━━━━━ RECORD SET
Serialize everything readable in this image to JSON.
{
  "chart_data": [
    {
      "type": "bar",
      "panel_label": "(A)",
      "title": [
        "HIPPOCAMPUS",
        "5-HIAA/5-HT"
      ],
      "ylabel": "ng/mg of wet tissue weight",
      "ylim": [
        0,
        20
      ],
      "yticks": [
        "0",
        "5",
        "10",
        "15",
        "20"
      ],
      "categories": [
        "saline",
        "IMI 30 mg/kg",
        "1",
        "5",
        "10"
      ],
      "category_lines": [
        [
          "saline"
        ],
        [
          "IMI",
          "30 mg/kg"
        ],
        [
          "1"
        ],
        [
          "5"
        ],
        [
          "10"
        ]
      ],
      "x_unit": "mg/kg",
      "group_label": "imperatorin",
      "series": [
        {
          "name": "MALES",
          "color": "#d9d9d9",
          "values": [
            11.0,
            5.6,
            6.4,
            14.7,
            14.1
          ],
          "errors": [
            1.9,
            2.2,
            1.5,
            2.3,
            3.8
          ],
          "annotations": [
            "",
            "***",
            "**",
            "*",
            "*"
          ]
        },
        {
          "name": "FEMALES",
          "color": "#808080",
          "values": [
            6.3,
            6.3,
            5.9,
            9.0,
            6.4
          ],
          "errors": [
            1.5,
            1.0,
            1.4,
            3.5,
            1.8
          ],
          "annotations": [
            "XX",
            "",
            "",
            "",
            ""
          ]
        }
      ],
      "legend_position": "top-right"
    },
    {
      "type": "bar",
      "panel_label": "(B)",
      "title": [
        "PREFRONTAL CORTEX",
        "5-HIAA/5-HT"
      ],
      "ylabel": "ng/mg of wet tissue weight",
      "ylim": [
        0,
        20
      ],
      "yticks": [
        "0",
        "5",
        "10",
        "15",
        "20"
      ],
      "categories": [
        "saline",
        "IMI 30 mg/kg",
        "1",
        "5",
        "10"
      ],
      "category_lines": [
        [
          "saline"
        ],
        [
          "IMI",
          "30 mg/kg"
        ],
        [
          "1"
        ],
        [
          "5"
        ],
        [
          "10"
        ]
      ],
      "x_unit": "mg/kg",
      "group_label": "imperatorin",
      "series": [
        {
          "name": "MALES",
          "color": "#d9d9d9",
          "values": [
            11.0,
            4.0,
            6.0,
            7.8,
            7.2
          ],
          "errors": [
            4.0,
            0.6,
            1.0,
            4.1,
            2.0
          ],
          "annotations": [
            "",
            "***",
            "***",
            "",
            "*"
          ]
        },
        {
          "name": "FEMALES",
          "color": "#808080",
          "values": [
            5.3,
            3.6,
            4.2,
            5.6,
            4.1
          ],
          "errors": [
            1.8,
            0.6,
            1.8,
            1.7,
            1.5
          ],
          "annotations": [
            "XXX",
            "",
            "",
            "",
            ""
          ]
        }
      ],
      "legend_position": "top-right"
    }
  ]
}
━━━━━━━━━━
Repeat every record, keeping each word and mark exactly as it is.

ANSWER TO THIS EXERCISE:
Serialize everything readable in this image to JSON.
{
  "chart_data": [
    {
      "type": "bar",
      "panel_label": "(A)",
      "title": [
        "HIPPOCAMPUS",
        "5-HIAA/5-HT"
      ],
      "ylabel": "ng/mg of wet tissue weight",
      "ylim": [
        0,
        20
      ],
      "yticks": [
        "0",
        "5",
        "10",
        "15",
        "20"
      ],
      "categories": [
        "saline",
        "IMI 30 mg/kg",
        "1",
        "5",
        "10"
      ],
      "category_lines": [
        [
          "saline"
        ],
        [
          "IMI",
          "30 mg/kg"
        ],
        [
          "1"
        ],
        [
          "5"
        ],
        [
          "10"
        ]
      ],
      "x_unit": "mg/kg",
      "group_label": "imperatorin",
      "series": [
        {
          "name": "MALES",
          "color": "#d9d9d9",
          "values": [
            11.0,
            5.6,
            6.4,
            14.7,
            14.1
          ],
          "errors": [
            1.9,
            2.2,
            1.5,
            2.3,
            3.8
          ],
          "annotations": [
            "",
            "***",
            "**",
            "*",
            "*"
          ]
        },
        {
          "name": "FEMALES",
          "color": "#808080",
          "values": [
            6.3,
            6.3,
            5.9,
            9.0,
            6.4
          ],
          "errors": [
            1.5,
            1.0,
            1.4,
            3.5,
            1.8
          ],
          "annotations": [
            "XX",
            "",
            "",
            "",
            ""
          ]
        }
      ],
      "legend_position": "top-right"
    },
    {
      "type": "bar",
      "panel_label": "(B)",
      "title": [
        "PREFRONTAL CORTEX",
        "5-HIAA/5-HT"
      ],
      "ylabel": "ng/mg of wet tissue weight",
      "ylim": [
        0,
        20
      ],
      "yticks": [
        "0",
        "5",
        "10",
        "15",
        "20"
      ],
      "categories": [
        "saline",
        "IMI 30 mg/kg",
        "1",
        "5",
        "10"
      ],
      "category_lines": [
        [
          "saline"
        ],
        [
          "IMI",
          "30 mg/kg"
        ],
        [
          "1"
        ],
        [
          "5"
        ],
        [
          "10"
        ]
      ],
      "x_unit": "mg/kg",
      "group_label": "imperatorin",
      "series": [
        {
          "name": "MALES",
          "color": "#d9d9d9",
          "values": [
            11.0,
            4.0,
            6.0,
            7.8,
            7.2
          ],
          "errors": [
            4.0,
            0.6,
            1.0,
            4.1,
            2.0
          ],
          "annotations": [
            "",
            "***",
            "***",
            "",
            "*"
          ]
        },
        {
          "name": "FEMALES",
          "color": "#808080",
          "values": [
            5.3,
            3.6,
            4.2,
            5.6,
            4.1
          ],
          "errors": [
            1.8,
            0.6,
            1.8,
            1.7,
            1.5
          ],
          "annotations": [
            "XXX",
            "",
            "",
            "",
            ""
          ]
        }
      ],
      "legend_position": "top-right"
    }
  ]
}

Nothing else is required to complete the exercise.